KETENTUAN TUGAS:
- A) Rangkum kutipan dokumen di bawah dalam dua kalimat.
- B) Jawab pertanyaan berikut berdasarkan kutipan dokumen di bawah, satu jawaban per baris dengan penanda yang sama:
(i) Bagaimana kondisi helikopter yang selalu dinaiki menurut kutipan dokumen?
(ii) Naik kendaraan apa yang disebut benar-benar merupakan siksaan?
(iii) Apa reaksi saat membaca komentar-komentarnya?

Salam untuk si Hitam. Kalo sudah bosan, hibahkan ke saya saja. :D
pakDok:
iya... kuping! :D
japro:
sok pake nawar2in! emang situ gak berminat? hehehehe ;D
pakdhe:
waahh belum bisa membandingkan... lha wong naik helikopter selalu tanpa dinding kabin...
yang mau dihibahkan yang mana? helikopter? lha ya monggo ;D
ah non nanti kalo saya berminat beneran, situ malah tambah tergetar hebat lagi..... :p
japro:
ooohhh maap kalok gitu... saya ndak tau kalo situ abang bajaj juga...
nae bajaj bener2 mrupakan siksaan
bu, udah lama perasaan ga update :D
bu guru:
stuju! siksaan yang hanya dimengerti oleh kita2 ini :D
anima:
duuhhh... gak di sini, gak di multiply, mengunjungi saya terus! sedemikiyan tak sabarnya ya?! ;D
pas mbaca blognya masih senyam-senyum...
giliran mbaca komen2nya, baru ngakak-ngikik...
gyaheuaheuhuaehuaehae...

DATA TERCATAT:
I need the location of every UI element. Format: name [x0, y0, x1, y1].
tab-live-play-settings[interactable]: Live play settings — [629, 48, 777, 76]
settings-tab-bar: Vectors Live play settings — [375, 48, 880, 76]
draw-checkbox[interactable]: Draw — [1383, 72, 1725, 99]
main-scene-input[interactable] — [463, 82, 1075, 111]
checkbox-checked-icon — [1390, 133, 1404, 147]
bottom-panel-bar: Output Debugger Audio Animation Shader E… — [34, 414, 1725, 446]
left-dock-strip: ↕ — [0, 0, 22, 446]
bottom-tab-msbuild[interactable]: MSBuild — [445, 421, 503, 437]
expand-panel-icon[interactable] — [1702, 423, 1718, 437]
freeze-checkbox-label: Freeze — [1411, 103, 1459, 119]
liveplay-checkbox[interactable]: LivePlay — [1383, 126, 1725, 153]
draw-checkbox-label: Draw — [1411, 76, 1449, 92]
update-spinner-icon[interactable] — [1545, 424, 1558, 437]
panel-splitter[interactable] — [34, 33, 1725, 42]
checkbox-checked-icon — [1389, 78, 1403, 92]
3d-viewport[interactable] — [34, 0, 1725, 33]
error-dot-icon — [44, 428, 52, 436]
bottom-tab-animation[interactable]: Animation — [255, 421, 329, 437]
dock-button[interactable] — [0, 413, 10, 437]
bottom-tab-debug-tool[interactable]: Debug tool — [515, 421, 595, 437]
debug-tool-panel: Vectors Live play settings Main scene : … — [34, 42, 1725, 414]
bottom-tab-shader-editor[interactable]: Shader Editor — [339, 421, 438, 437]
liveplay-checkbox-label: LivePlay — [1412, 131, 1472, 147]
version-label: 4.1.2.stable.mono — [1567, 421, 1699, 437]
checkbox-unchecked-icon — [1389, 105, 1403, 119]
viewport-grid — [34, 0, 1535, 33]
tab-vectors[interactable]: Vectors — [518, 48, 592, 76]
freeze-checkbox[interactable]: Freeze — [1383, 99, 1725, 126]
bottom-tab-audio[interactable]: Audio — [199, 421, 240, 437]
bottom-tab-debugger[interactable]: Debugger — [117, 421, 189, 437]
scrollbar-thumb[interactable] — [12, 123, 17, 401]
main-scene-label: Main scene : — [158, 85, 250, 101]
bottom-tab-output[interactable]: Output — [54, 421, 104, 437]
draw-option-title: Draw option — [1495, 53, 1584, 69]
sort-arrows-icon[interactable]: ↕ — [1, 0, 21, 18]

HASIL KELUARAN:
- A) Kutipan dokumen ini berisi komentar santai yang saling berbalasan, antara lain pengakuan belum bisa membandingkan karena selalu naik helikopter tanpa dinding kabin, serta pernyataan bahwa naik bajaj benar-benar merupakan siksaan. Pernyataan itu disetujui sebagai siksaan yang hanya dimengerti oleh kalangan mereka sendiri, dan ada pula yang mengaku tersenyum saat membaca blognya lalu tertawa terbahak-bahak saat membaca komentarnya.

- B)
(i) Selalu tanpa dinding kabin.
(ii) Bajaj.
(iii) Tertawa terbahak-bahak ("ngakak-ngikik").